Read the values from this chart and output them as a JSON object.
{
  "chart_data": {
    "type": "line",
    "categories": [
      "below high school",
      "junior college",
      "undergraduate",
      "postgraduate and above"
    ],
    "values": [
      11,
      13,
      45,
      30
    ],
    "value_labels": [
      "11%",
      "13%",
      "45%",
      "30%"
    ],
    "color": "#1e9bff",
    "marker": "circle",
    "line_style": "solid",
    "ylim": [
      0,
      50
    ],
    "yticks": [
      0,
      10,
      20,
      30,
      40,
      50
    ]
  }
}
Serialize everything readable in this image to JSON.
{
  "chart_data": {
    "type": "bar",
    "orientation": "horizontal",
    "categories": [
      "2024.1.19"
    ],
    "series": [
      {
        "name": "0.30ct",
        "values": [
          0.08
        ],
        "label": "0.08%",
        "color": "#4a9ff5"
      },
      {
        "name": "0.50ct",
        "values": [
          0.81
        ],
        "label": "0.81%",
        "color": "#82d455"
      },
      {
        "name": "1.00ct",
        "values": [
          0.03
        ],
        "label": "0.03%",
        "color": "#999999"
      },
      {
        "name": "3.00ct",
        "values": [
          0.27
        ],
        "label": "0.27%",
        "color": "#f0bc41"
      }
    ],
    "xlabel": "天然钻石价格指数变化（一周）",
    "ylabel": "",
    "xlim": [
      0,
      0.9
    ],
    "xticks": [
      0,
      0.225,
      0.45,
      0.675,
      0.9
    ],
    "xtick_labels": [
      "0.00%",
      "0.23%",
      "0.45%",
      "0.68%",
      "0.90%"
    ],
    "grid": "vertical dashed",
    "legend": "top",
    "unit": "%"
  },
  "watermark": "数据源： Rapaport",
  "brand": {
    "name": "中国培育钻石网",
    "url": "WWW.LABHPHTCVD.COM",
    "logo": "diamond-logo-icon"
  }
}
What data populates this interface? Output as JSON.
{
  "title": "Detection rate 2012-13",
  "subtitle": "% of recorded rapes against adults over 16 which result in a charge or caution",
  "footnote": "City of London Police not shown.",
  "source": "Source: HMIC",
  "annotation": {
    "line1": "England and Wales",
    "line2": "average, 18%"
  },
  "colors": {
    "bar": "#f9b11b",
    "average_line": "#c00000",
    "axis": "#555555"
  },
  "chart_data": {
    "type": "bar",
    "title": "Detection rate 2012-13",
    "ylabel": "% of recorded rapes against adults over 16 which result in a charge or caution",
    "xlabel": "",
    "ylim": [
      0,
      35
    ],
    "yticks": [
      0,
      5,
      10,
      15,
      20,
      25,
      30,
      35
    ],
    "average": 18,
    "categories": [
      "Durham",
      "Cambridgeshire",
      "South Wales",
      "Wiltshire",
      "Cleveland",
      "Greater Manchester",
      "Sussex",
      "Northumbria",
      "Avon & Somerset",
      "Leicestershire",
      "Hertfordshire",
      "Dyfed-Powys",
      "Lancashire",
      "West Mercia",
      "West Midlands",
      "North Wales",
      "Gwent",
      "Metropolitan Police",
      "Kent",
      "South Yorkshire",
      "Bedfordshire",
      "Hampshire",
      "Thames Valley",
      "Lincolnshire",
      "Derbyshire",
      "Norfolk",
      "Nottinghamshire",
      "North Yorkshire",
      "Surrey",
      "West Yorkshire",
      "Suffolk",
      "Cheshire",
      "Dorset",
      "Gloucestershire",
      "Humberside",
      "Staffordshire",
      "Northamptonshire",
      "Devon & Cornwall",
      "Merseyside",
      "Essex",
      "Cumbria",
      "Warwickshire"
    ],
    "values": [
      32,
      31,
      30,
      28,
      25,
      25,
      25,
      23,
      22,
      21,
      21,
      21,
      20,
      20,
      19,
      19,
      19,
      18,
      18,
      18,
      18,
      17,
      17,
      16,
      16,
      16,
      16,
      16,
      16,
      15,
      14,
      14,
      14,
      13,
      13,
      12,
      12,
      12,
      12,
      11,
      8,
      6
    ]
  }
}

..........

> [EXERCISE GOAL]: Copy each line above that contains the word "West".

> [TASK RESPONSE]:
      "West Mercia",
      "West Midlands",
      "West Yorkshire",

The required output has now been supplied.